▶ [Work to be completed]
Extract each line where the string "Reading" shows up.

Collected data entries
━━━

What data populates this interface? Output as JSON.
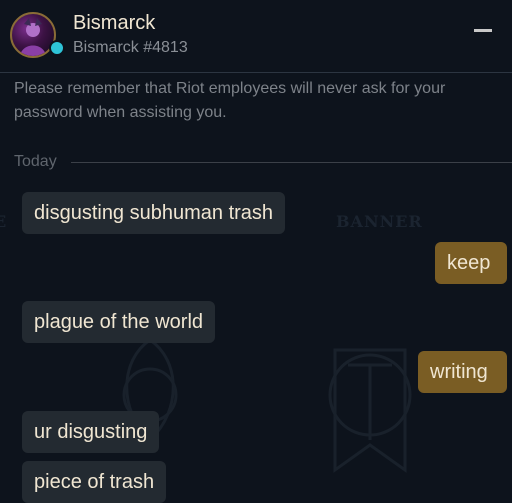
{
  "header": {
    "name": "Bismarck",
    "tag": "Bismarck #4813"
  },
  "notice": "Please remember that Riot employees will never ask for your password when assisting you.",
  "divider": {
    "label": "Today"
  },
  "background": {
    "words": [
      "E",
      "BANNER"
    ]
  },
  "messages": [
    {
      "direction": "in",
      "text": "disgusting subhuman trash"
    },
    {
      "direction": "out",
      "text": "keep"
    },
    {
      "direction": "in",
      "text": "plague of the world"
    },
    {
      "direction": "out",
      "text": "writing"
    },
    {
      "direction": "in",
      "text": "ur disgusting"
    },
    {
      "direction": "in",
      "text": "piece of trash"
    }
  ],
  "colors": {
    "background": "#0d131c",
    "incoming_bubble": "#232a31",
    "outgoing_bubble": "#7a5d24",
    "text": "#f0e6d2",
    "status_online": "#2ec4d8"
  }
}
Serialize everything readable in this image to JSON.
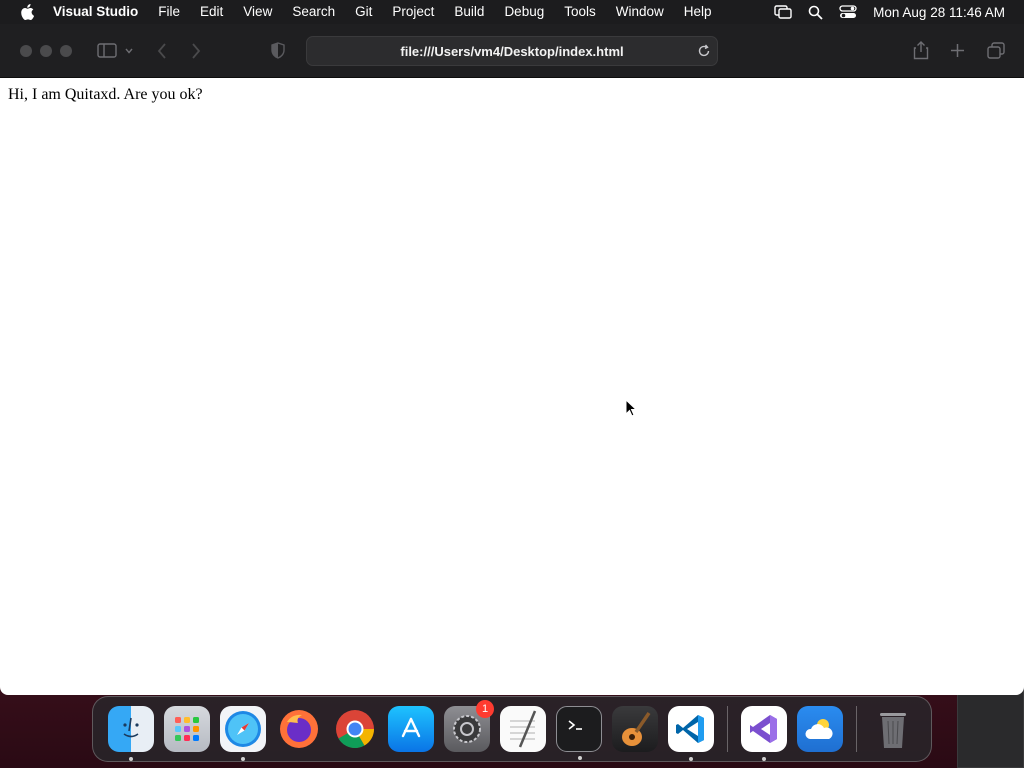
{
  "menubar": {
    "app_name": "Visual Studio",
    "items": [
      "File",
      "Edit",
      "View",
      "Search",
      "Git",
      "Project",
      "Build",
      "Debug",
      "Tools",
      "Window",
      "Help"
    ],
    "clock": "Mon Aug 28  11:46 AM"
  },
  "browser": {
    "url": "file:///Users/vm4/Desktop/index.html"
  },
  "page": {
    "text": "Hi, I am Quitaxd. Are you ok?"
  },
  "dock": {
    "apps": [
      {
        "name": "Finder",
        "icon": "finder-icon",
        "running": true
      },
      {
        "name": "Launchpad",
        "icon": "launchpad-icon",
        "running": false
      },
      {
        "name": "Safari",
        "icon": "safari-icon",
        "running": true
      },
      {
        "name": "Firefox",
        "icon": "firefox-icon",
        "running": false
      },
      {
        "name": "Chrome",
        "icon": "chrome-icon",
        "running": false
      },
      {
        "name": "App Store",
        "icon": "app-store-icon",
        "running": false
      },
      {
        "name": "System Settings",
        "icon": "settings-icon",
        "running": false,
        "badge": "1"
      },
      {
        "name": "TextEdit",
        "icon": "textedit-icon",
        "running": false
      },
      {
        "name": "Terminal",
        "icon": "terminal-icon",
        "running": true
      },
      {
        "name": "GarageBand",
        "icon": "garageband-icon",
        "running": false
      },
      {
        "name": "VS Code",
        "icon": "vscode-icon",
        "running": true
      },
      {
        "name": "Visual Studio",
        "icon": "visual-studio-icon",
        "running": true
      },
      {
        "name": "Weather",
        "icon": "weather-icon",
        "running": false
      },
      {
        "name": "Trash",
        "icon": "trash-icon",
        "running": false
      }
    ]
  }
}
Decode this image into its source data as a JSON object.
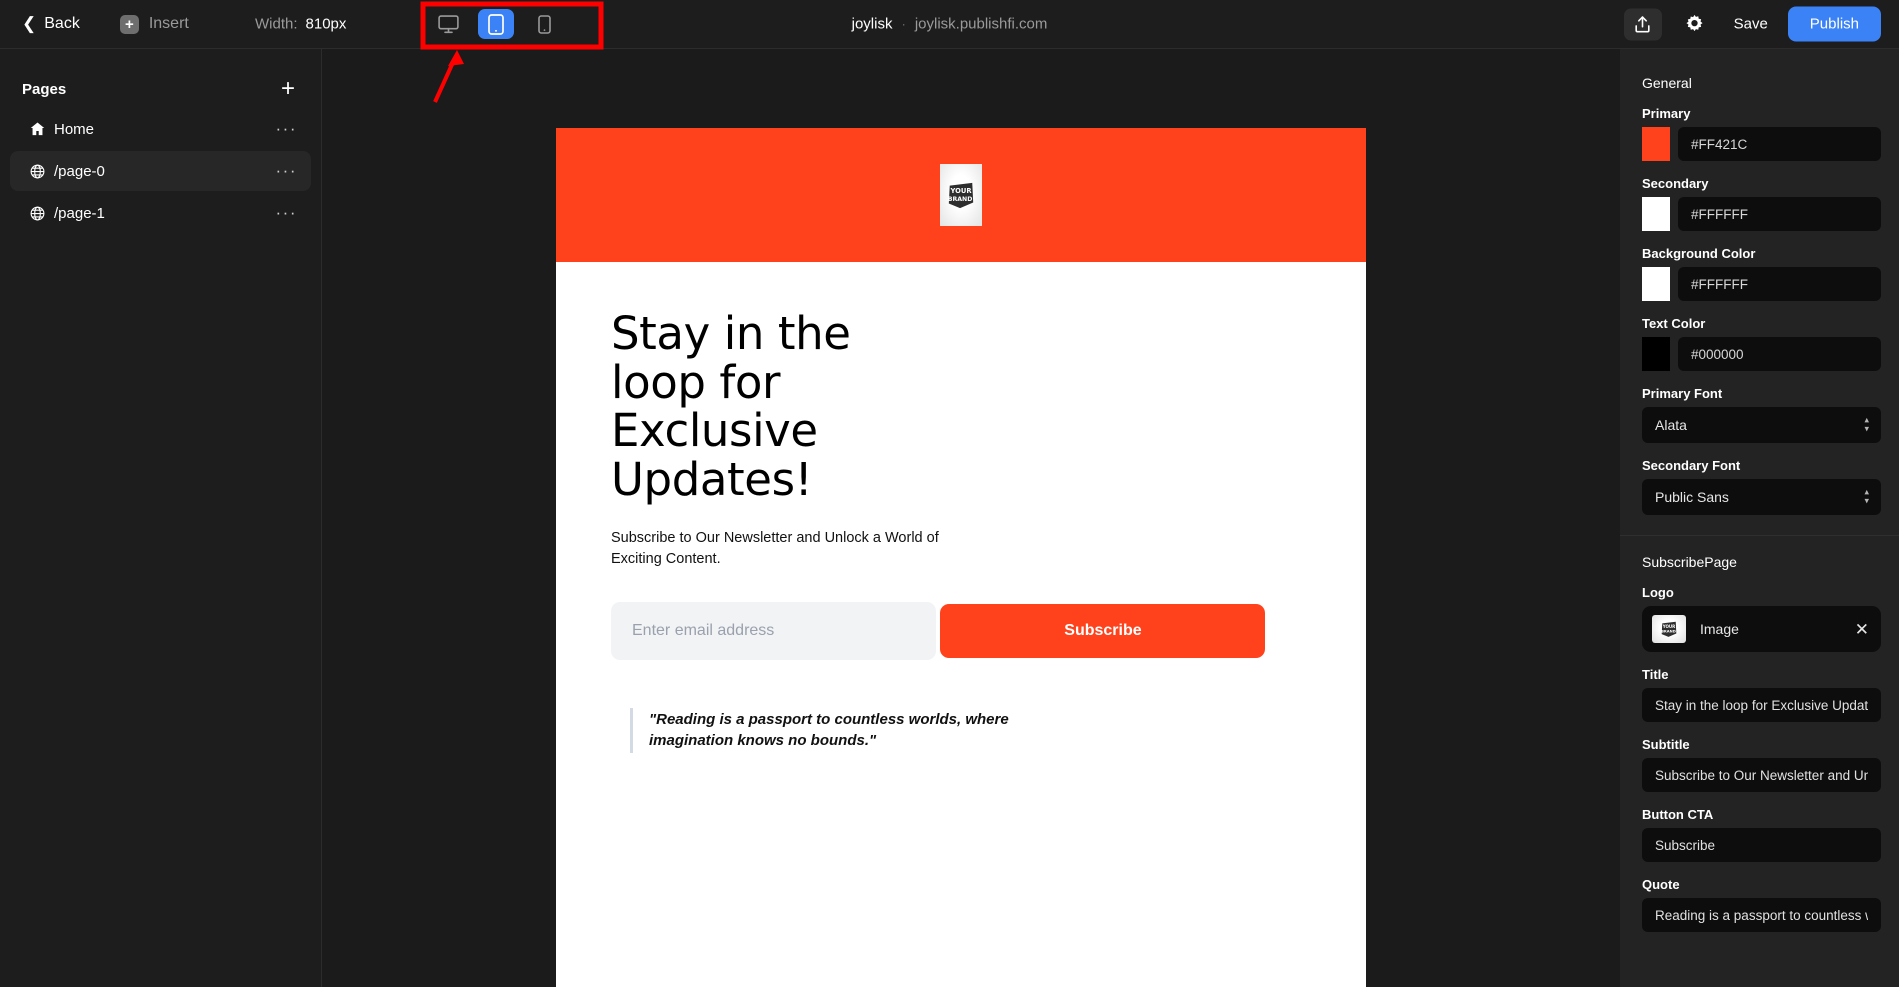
{
  "topbar": {
    "back_label": "Back",
    "insert_label": "Insert",
    "width_label": "Width:",
    "width_value": "810px",
    "devices": [
      {
        "name": "desktop",
        "active": false
      },
      {
        "name": "tablet",
        "active": true
      },
      {
        "name": "mobile",
        "active": false
      }
    ],
    "site_name": "joylisk",
    "separator": "·",
    "site_url": "joylisk.publishfi.com",
    "save_label": "Save",
    "publish_label": "Publish"
  },
  "sidebar": {
    "title": "Pages",
    "add_label": "+",
    "items": [
      {
        "label": "Home",
        "icon": "home-icon",
        "selected": false
      },
      {
        "label": "/page-0",
        "icon": "globe-icon",
        "selected": true
      },
      {
        "label": "/page-1",
        "icon": "globe-icon",
        "selected": false
      }
    ],
    "row_menu": "···"
  },
  "canvas": {
    "logo_alt": "YOUR BRAND",
    "title": "Stay in the loop for Exclusive Updates!",
    "subtitle": "Subscribe to Our Newsletter and Unlock a World of Exciting Content.",
    "email_placeholder": "Enter email address",
    "email_value": "",
    "cta_label": "Subscribe",
    "quote": "\"Reading is a passport to countless worlds, where imagination knows no bounds.\"",
    "hero_bg": "#FF421C",
    "cta_bg": "#FF421C"
  },
  "right_panel": {
    "general_title": "General",
    "colors": [
      {
        "label": "Primary",
        "value": "#FF421C",
        "swatch": "#FF421C"
      },
      {
        "label": "Secondary",
        "value": "#FFFFFF",
        "swatch": "#FFFFFF"
      },
      {
        "label": "Background Color",
        "value": "#FFFFFF",
        "swatch": "#FFFFFF"
      },
      {
        "label": "Text Color",
        "value": "#000000",
        "swatch": "#000000"
      }
    ],
    "primary_font_label": "Primary Font",
    "primary_font_value": "Alata",
    "secondary_font_label": "Secondary Font",
    "secondary_font_value": "Public Sans",
    "section_title": "SubscribePage",
    "logo_label": "Logo",
    "logo_value": "Image",
    "logo_remove": "✕",
    "title_label": "Title",
    "title_value": "Stay in the loop for Exclusive Updates!",
    "subtitle_label": "Subtitle",
    "subtitle_value": "Subscribe to Our Newsletter and Unlock a World of Exciting Content.",
    "cta_label_text": "Button CTA",
    "cta_value": "Subscribe",
    "quote_label": "Quote",
    "quote_value": "Reading is a passport to countless worlds, where imagination knows no bounds."
  },
  "annotation": {
    "highlight_color": "#FF0000",
    "target": "device-toggle-group"
  }
}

━━━

▶ [Exercise answer]
    "quote": "\"Reading is a passport to countless worlds, where imagination knows no bounds.\"",
    "quote_value": "Reading is a passport to countless worlds, where imagination knows no bounds."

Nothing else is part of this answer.